** begin **

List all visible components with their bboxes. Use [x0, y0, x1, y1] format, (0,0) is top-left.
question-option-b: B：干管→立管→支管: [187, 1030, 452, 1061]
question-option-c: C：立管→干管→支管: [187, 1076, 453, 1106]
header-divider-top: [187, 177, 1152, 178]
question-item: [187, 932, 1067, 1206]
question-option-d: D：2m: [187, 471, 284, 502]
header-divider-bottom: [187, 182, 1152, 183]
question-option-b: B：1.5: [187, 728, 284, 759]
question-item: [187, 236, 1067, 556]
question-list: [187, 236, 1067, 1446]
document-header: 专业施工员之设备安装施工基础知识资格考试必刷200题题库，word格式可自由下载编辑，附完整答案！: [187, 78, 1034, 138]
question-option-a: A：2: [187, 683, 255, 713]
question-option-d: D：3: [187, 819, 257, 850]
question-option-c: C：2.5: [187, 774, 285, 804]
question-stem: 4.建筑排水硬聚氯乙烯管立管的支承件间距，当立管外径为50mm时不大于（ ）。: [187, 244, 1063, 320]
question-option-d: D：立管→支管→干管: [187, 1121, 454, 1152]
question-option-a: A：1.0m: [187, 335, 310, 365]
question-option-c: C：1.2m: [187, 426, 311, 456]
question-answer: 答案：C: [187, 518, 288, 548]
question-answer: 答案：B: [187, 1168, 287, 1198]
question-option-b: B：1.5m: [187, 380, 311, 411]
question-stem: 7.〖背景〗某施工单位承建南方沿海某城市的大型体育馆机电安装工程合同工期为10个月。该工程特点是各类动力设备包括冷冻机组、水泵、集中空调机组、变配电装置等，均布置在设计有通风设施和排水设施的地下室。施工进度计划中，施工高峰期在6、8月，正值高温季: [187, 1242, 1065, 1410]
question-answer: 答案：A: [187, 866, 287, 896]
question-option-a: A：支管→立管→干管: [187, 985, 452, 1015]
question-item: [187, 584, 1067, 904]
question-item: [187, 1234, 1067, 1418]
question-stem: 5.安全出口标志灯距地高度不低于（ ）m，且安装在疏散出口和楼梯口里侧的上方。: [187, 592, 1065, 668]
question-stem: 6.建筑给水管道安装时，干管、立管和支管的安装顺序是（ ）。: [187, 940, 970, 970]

** end **

» **The task**
Please change every "question-stem" in the rows above to "question-text" and leave everything else in the rows as it is.

» **Task output**
List all visible components with their bboxes. Use [x0, y0, x1, y1] format, (0,0) is top-left.
question-option-b: B：干管→立管→支管: [187, 1030, 452, 1061]
question-option-c: C：立管→干管→支管: [187, 1076, 453, 1106]
header-divider-top: [187, 177, 1152, 178]
question-item: [187, 932, 1067, 1206]
question-option-d: D：2m: [187, 471, 284, 502]
header-divider-bottom: [187, 182, 1152, 183]
question-option-b: B：1.5: [187, 728, 284, 759]
question-item: [187, 236, 1067, 556]
question-list: [187, 236, 1067, 1446]
document-header: 专业施工员之设备安装施工基础知识资格考试必刷200题题库，word格式可自由下载编辑，附完整答案！: [187, 78, 1034, 138]
question-option-a: A：2: [187, 683, 255, 713]
question-option-d: D：3: [187, 819, 257, 850]
question-option-c: C：2.5: [187, 774, 285, 804]
question-text: 4.建筑排水硬聚氯乙烯管立管的支承件间距，当立管外径为50mm时不大于（ ）。: [187, 244, 1063, 320]
question-option-d: D：立管→支管→干管: [187, 1121, 454, 1152]
question-option-a: A：1.0m: [187, 335, 310, 365]
question-option-c: C：1.2m: [187, 426, 311, 456]
question-answer: 答案：C: [187, 518, 288, 548]
question-answer: 答案：B: [187, 1168, 287, 1198]
question-option-b: B：1.5m: [187, 380, 311, 411]
question-text: 7.〖背景〗某施工单位承建南方沿海某城市的大型体育馆机电安装工程合同工期为10个月。该工程特点是各类动力设备包括冷冻机组、水泵、集中空调机组、变配电装置等，均布置在设计有通风设施和排水设施的地下室。施工进度计划中，施工高峰期在6、8月，正值高温季: [187, 1242, 1065, 1410]
question-answer: 答案：A: [187, 866, 287, 896]
question-option-a: A：支管→立管→干管: [187, 985, 452, 1015]
question-item: [187, 584, 1067, 904]
question-item: [187, 1234, 1067, 1418]
question-text: 5.安全出口标志灯距地高度不低于（ ）m，且安装在疏散出口和楼梯口里侧的上方。: [187, 592, 1065, 668]
question-text: 6.建筑给水管道安装时，干管、立管和支管的安装顺序是（ ）。: [187, 940, 970, 970]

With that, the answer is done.